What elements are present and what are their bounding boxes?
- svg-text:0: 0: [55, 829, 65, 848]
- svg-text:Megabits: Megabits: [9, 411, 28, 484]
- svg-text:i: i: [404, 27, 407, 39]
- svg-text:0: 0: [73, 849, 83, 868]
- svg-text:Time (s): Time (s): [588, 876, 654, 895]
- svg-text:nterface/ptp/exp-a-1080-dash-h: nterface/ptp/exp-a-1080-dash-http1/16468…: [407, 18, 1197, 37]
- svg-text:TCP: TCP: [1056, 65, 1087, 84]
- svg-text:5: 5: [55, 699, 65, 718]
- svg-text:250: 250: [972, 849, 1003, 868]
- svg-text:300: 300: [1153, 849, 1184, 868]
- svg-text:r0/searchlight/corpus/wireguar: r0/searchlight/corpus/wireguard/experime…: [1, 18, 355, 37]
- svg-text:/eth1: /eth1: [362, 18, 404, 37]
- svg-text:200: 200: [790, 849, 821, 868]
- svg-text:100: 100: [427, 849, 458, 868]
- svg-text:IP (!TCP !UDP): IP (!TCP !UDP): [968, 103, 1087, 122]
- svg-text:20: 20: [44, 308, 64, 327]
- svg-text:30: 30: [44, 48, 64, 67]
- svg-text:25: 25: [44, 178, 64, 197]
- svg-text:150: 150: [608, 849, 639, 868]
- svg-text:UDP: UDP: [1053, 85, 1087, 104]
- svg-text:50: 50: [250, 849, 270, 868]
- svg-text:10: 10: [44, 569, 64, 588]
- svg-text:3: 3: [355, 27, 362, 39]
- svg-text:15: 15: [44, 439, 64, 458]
--
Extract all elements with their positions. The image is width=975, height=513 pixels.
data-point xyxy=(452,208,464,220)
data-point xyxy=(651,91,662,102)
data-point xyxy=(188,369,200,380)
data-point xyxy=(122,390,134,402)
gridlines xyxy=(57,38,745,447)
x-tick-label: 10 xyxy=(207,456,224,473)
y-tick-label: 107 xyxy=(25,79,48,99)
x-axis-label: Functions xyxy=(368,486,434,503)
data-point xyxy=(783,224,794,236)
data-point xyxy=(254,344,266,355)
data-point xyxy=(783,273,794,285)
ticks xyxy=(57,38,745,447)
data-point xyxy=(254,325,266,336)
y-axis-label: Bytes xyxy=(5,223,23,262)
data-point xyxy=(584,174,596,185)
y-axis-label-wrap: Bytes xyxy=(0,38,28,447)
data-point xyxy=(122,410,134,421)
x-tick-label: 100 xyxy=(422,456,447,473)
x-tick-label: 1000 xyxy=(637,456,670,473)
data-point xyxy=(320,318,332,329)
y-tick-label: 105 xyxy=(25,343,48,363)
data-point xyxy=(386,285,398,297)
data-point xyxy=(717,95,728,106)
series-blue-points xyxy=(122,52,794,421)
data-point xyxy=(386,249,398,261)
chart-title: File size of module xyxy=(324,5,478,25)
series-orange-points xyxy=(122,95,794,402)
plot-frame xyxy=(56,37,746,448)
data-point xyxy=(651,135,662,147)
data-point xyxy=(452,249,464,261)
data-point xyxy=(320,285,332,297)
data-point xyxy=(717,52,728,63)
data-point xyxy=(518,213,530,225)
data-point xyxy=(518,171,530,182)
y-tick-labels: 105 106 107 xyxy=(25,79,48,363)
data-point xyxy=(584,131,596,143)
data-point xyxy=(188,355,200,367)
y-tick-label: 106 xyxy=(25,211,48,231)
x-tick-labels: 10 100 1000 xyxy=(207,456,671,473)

PROBLEM DETAILS: Pick out every line in the items above that contains the word "elements", and copy those lines. Treat uppercase and lowercase letters as different.

SOLUTION TO THIS PROBLEM:
What elements are present and what are their bounding boxes?
Extract all elements with their positions. The image is width=975, height=513 pixels.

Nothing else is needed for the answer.